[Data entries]
# # # #

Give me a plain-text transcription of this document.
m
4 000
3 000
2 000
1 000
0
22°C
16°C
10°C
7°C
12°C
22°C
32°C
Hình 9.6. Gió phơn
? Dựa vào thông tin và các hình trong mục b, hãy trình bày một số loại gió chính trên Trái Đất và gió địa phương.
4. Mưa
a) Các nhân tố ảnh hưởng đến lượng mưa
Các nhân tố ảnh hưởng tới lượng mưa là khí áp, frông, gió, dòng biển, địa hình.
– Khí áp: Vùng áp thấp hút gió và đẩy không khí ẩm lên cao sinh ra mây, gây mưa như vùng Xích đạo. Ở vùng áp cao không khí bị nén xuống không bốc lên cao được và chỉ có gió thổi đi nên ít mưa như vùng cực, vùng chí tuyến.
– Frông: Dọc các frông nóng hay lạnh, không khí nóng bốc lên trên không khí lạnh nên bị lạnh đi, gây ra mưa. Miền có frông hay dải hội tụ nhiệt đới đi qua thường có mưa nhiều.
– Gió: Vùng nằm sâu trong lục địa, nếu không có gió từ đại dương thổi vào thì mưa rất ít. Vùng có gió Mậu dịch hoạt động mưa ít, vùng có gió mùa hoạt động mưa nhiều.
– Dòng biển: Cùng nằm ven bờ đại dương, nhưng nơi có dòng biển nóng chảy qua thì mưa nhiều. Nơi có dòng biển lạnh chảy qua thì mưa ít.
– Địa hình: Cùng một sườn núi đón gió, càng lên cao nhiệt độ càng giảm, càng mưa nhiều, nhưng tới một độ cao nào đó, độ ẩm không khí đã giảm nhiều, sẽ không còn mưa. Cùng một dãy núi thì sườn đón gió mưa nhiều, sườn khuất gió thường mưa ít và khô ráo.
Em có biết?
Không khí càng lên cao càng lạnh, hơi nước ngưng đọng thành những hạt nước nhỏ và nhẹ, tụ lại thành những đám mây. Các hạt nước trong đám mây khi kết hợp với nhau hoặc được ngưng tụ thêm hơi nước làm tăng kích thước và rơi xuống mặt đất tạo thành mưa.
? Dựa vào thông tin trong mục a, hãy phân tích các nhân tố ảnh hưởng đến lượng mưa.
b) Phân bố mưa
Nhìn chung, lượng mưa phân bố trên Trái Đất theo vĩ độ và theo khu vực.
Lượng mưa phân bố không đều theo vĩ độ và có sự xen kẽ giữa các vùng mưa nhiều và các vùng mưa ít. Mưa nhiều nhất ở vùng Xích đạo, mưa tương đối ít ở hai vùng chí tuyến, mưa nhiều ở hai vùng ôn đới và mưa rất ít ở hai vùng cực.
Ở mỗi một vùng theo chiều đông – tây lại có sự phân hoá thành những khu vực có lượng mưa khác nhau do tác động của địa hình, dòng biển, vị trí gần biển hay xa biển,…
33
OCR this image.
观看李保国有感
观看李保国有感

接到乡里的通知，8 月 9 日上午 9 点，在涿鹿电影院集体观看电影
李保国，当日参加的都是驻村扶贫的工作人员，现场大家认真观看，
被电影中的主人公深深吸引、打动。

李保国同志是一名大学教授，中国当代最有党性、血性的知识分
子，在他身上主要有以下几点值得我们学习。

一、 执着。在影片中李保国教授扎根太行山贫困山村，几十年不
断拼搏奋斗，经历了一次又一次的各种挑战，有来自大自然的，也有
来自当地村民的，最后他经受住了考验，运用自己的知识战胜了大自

# # # #

*What is required*:
Search the listing above for the string "frông". Copy every line that contains it.

*Response below*:
Các nhân tố ảnh hưởng tới lượng mưa là khí áp, frông, gió, dòng biển, địa hình.
– Frông: Dọc các frông nóng hay lạnh, không khí nóng bốc lên trên không khí lạnh nên bị lạnh đi, gây ra mưa. Miền có frông hay dải hội tụ nhiệt đới đi qua thường có mưa nhiều.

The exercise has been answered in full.